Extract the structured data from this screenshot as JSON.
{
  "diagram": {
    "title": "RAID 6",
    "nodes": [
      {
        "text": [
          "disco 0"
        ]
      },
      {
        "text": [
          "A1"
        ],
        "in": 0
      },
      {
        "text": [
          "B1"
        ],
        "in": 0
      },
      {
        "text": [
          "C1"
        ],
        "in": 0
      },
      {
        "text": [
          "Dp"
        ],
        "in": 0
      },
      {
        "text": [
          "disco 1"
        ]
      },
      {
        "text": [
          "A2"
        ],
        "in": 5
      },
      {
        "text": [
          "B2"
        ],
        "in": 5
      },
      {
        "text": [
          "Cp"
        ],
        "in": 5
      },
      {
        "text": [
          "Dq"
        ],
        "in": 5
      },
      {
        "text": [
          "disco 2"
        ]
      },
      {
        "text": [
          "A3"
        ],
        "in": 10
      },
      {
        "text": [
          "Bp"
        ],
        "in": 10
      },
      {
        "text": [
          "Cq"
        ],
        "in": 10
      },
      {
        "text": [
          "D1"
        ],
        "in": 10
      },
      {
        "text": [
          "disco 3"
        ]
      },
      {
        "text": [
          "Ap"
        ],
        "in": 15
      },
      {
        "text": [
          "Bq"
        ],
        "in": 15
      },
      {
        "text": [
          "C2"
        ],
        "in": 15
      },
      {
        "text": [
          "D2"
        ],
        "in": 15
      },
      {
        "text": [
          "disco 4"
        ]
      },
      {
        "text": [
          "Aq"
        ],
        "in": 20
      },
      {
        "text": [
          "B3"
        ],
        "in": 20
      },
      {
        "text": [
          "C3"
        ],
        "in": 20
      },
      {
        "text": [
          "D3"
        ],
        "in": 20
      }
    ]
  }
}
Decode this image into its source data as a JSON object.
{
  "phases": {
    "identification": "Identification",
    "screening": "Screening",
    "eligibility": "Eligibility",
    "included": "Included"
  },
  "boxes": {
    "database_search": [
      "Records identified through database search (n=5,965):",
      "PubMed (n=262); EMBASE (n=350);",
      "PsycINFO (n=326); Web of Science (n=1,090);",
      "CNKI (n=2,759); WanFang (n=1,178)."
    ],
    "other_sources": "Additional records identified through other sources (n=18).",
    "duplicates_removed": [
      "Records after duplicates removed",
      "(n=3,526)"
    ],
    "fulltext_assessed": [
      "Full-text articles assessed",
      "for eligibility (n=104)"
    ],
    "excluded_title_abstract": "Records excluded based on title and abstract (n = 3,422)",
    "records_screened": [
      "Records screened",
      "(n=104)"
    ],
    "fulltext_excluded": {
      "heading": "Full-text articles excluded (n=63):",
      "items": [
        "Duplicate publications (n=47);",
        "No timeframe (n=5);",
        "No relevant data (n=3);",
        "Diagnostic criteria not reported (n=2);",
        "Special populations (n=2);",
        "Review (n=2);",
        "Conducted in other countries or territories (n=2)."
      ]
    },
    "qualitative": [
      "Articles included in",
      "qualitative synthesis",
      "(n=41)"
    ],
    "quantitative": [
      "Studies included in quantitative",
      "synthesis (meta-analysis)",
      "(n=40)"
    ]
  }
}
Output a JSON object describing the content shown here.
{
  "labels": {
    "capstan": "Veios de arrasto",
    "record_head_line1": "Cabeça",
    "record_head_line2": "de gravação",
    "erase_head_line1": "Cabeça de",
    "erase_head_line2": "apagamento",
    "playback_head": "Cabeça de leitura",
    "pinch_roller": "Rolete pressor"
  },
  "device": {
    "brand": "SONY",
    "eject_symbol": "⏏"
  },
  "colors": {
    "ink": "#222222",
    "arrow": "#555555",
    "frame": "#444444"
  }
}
* * *
Transcribe all of the material exactly. Omit nothing.

Extract the structured data from this screenshot as JSON.
{
  "diagram": {
    "title": "RAID 6",
    "nodes": [
      {
        "text": [
          "disco 0"
        ]
      },
      {
        "text": [
          "A1"
        ],
        "in": 0
      },
      {
        "text": [
          "B1"
        ],
        "in": 0
      },
      {
        "text": [
          "C1"
        ],
        "in": 0
      },
      {
        "text": [
          "Dp"
        ],
        "in": 0
      },
      {
        "text": [
          "disco 1"
        ]
      },
      {
        "text": [
          "A2"
        ],
        "in": 5
      },
      {
        "text": [
          "B2"
        ],
        "in": 5
      },
      {
        "text": [
          "Cp"
        ],
        "in": 5
      },
      {
        "text": [
          "Dq"
        ],
        "in": 5
      },
      {
        "text": [
          "disco 2"
        ]
      },
      {
        "text": [
          "A3"
        ],
        "in": 10
      },
      {
        "text": [
          "Bp"
        ],
        "in": 10
      },
      {
        "text": [
          "Cq"
        ],
        "in": 10
      },
      {
        "text": [
          "D1"
        ],
        "in": 10
      },
      {
        "text": [
          "disco 3"
        ]
      },
      {
        "text": [
          "Ap"
        ],
        "in": 15
      },
      {
        "text": [
          "Bq"
        ],
        "in": 15
      },
      {
        "text": [
          "C2"
        ],
        "in": 15
      },
      {
        "text": [
          "D2"
        ],
        "in": 15
      },
      {
        "text": [
          "disco 4"
        ]
      },
      {
        "text": [
          "Aq"
        ],
        "in": 20
      },
      {
        "text": [
          "B3"
        ],
        "in": 20
      },
      {
        "text": [
          "C3"
        ],
        "in": 20
      },
      {
        "text": [
          "D3"
        ],
        "in": 20
      }
    ]
  }
}
Decode this image into its source data as a JSON object.
{
  "phases": {
    "identification": "Identification",
    "screening": "Screening",
    "eligibility": "Eligibility",
    "included": "Included"
  },
  "boxes": {
    "database_search": [
      "Records identified through database search (n=5,965):",
      "PubMed (n=262); EMBASE (n=350);",
      "PsycINFO (n=326); Web of Science (n=1,090);",
      "CNKI (n=2,759); WanFang (n=1,178)."
    ],
    "other_sources": "Additional records identified through other sources (n=18).",
    "duplicates_removed": [
      "Records after duplicates removed",
      "(n=3,526)"
    ],
    "fulltext_assessed": [
      "Full-text articles assessed",
      "for eligibility (n=104)"
    ],
    "excluded_title_abstract": "Records excluded based on title and abstract (n = 3,422)",
    "records_screened": [
      "Records screened",
      "(n=104)"
    ],
    "fulltext_excluded": {
      "heading": "Full-text articles excluded (n=63):",
      "items": [
        "Duplicate publications (n=47);",
        "No timeframe (n=5);",
        "No relevant data (n=3);",
        "Diagnostic criteria not reported (n=2);",
        "Special populations (n=2);",
        "Review (n=2);",
        "Conducted in other countries or territories (n=2)."
      ]
    },
    "qualitative": [
      "Articles included in",
      "qualitative synthesis",
      "(n=41)"
    ],
    "quantitative": [
      "Studies included in quantitative",
      "synthesis (meta-analysis)",
      "(n=40)"
    ]
  }
}
Output a JSON object describing the content shown here.
{
  "labels": {
    "capstan": "Veios de arrasto",
    "record_head_line1": "Cabeça",
    "record_head_line2": "de gravação",
    "erase_head_line1": "Cabeça de",
    "erase_head_line2": "apagamento",
    "playback_head": "Cabeça de leitura",
    "pinch_roller": "Rolete pressor"
  },
  "device": {
    "brand": "SONY",
    "eject_symbol": "⏏"
  },
  "colors": {
    "ink": "#222222",
    "arrow": "#555555",
    "frame": "#444444"
  }
}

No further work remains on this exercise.